EXTRACTED ENTRIES —
____________

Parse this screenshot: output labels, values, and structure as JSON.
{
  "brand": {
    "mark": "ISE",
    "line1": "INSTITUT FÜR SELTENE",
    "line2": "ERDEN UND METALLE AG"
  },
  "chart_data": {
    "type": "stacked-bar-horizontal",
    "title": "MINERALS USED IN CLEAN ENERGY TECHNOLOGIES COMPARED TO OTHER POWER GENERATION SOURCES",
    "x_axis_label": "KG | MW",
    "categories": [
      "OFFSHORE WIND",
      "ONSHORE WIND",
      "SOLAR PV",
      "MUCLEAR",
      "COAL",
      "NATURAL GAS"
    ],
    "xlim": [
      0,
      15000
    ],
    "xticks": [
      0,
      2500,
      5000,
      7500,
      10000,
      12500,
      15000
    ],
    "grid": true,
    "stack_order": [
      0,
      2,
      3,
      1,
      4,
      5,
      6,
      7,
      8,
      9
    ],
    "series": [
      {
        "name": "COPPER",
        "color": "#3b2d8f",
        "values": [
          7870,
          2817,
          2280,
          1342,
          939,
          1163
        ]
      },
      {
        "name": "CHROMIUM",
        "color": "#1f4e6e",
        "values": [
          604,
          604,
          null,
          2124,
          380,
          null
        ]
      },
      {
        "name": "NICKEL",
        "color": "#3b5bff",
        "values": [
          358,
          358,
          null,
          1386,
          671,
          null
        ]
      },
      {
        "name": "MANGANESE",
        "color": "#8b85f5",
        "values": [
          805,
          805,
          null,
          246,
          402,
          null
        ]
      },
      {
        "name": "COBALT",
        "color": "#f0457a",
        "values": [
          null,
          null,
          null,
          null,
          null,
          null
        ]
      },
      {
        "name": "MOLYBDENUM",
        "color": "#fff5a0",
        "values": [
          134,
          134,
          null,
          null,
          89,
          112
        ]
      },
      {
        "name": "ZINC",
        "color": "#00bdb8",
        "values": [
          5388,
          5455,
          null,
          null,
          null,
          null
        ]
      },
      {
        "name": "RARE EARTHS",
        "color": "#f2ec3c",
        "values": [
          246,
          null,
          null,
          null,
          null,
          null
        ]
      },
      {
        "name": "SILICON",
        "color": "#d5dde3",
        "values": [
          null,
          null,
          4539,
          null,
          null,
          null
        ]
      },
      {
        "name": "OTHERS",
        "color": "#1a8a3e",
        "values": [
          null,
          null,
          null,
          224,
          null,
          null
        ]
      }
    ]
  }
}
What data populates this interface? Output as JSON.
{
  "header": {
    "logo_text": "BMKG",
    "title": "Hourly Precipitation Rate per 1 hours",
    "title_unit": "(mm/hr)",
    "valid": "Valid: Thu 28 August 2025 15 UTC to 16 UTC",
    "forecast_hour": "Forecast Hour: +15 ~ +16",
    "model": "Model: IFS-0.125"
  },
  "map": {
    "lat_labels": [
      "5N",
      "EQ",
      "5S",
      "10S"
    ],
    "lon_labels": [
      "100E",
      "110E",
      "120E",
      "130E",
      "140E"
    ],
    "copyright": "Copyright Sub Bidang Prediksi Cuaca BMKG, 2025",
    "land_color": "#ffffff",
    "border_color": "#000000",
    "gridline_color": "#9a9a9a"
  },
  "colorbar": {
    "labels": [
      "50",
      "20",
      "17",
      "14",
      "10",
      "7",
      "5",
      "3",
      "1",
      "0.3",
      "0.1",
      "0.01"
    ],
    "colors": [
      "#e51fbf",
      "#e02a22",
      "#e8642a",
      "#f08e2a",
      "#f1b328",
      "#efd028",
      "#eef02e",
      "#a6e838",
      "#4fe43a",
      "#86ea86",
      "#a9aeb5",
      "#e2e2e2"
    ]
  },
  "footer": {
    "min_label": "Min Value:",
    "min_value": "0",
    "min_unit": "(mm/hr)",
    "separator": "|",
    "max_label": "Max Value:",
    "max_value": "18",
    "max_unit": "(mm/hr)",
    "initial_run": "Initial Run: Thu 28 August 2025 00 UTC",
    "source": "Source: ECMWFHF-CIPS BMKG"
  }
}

____________

The records above should be duplicated in full, exactly as given.

OUTPUT FOR THIS TASK —
Parse this screenshot: output labels, values, and structure as JSON.
{
  "brand": {
    "mark": "ISE",
    "line1": "INSTITUT FÜR SELTENE",
    "line2": "ERDEN UND METALLE AG"
  },
  "chart_data": {
    "type": "stacked-bar-horizontal",
    "title": "MINERALS USED IN CLEAN ENERGY TECHNOLOGIES COMPARED TO OTHER POWER GENERATION SOURCES",
    "x_axis_label": "KG | MW",
    "categories": [
      "OFFSHORE WIND",
      "ONSHORE WIND",
      "SOLAR PV",
      "MUCLEAR",
      "COAL",
      "NATURAL GAS"
    ],
    "xlim": [
      0,
      15000
    ],
    "xticks": [
      0,
      2500,
      5000,
      7500,
      10000,
      12500,
      15000
    ],
    "grid": true,
    "stack_order": [
      0,
      2,
      3,
      1,
      4,
      5,
      6,
      7,
      8,
      9
    ],
    "series": [
      {
        "name": "COPPER",
        "color": "#3b2d8f",
        "values": [
          7870,
          2817,
          2280,
          1342,
          939,
          1163
        ]
      },
      {
        "name": "CHROMIUM",
        "color": "#1f4e6e",
        "values": [
          604,
          604,
          null,
          2124,
          380,
          null
        ]
      },
      {
        "name": "NICKEL",
        "color": "#3b5bff",
        "values": [
          358,
          358,
          null,
          1386,
          671,
          null
        ]
      },
      {
        "name": "MANGANESE",
        "color": "#8b85f5",
        "values": [
          805,
          805,
          null,
          246,
          402,
          null
        ]
      },
      {
        "name": "COBALT",
        "color": "#f0457a",
        "values": [
          null,
          null,
          null,
          null,
          null,
          null
        ]
      },
      {
        "name": "MOLYBDENUM",
        "color": "#fff5a0",
        "values": [
          134,
          134,
          null,
          null,
          89,
          112
        ]
      },
      {
        "name": "ZINC",
        "color": "#00bdb8",
        "values": [
          5388,
          5455,
          null,
          null,
          null,
          null
        ]
      },
      {
        "name": "RARE EARTHS",
        "color": "#f2ec3c",
        "values": [
          246,
          null,
          null,
          null,
          null,
          null
        ]
      },
      {
        "name": "SILICON",
        "color": "#d5dde3",
        "values": [
          null,
          null,
          4539,
          null,
          null,
          null
        ]
      },
      {
        "name": "OTHERS",
        "color": "#1a8a3e",
        "values": [
          null,
          null,
          null,
          224,
          null,
          null
        ]
      }
    ]
  }
}
What data populates this interface? Output as JSON.
{
  "header": {
    "logo_text": "BMKG",
    "title": "Hourly Precipitation Rate per 1 hours",
    "title_unit": "(mm/hr)",
    "valid": "Valid: Thu 28 August 2025 15 UTC to 16 UTC",
    "forecast_hour": "Forecast Hour: +15 ~ +16",
    "model": "Model: IFS-0.125"
  },
  "map": {
    "lat_labels": [
      "5N",
      "EQ",
      "5S",
      "10S"
    ],
    "lon_labels": [
      "100E",
      "110E",
      "120E",
      "130E",
      "140E"
    ],
    "copyright": "Copyright Sub Bidang Prediksi Cuaca BMKG, 2025",
    "land_color": "#ffffff",
    "border_color": "#000000",
    "gridline_color": "#9a9a9a"
  },
  "colorbar": {
    "labels": [
      "50",
      "20",
      "17",
      "14",
      "10",
      "7",
      "5",
      "3",
      "1",
      "0.3",
      "0.1",
      "0.01"
    ],
    "colors": [
      "#e51fbf",
      "#e02a22",
      "#e8642a",
      "#f08e2a",
      "#f1b328",
      "#efd028",
      "#eef02e",
      "#a6e838",
      "#4fe43a",
      "#86ea86",
      "#a9aeb5",
      "#e2e2e2"
    ]
  },
  "footer": {
    "min_label": "Min Value:",
    "min_value": "0",
    "min_unit": "(mm/hr)",
    "separator": "|",
    "max_label": "Max Value:",
    "max_value": "18",
    "max_unit": "(mm/hr)",
    "initial_run": "Initial Run: Thu 28 August 2025 00 UTC",
    "source": "Source: ECMWFHF-CIPS BMKG"
  }
}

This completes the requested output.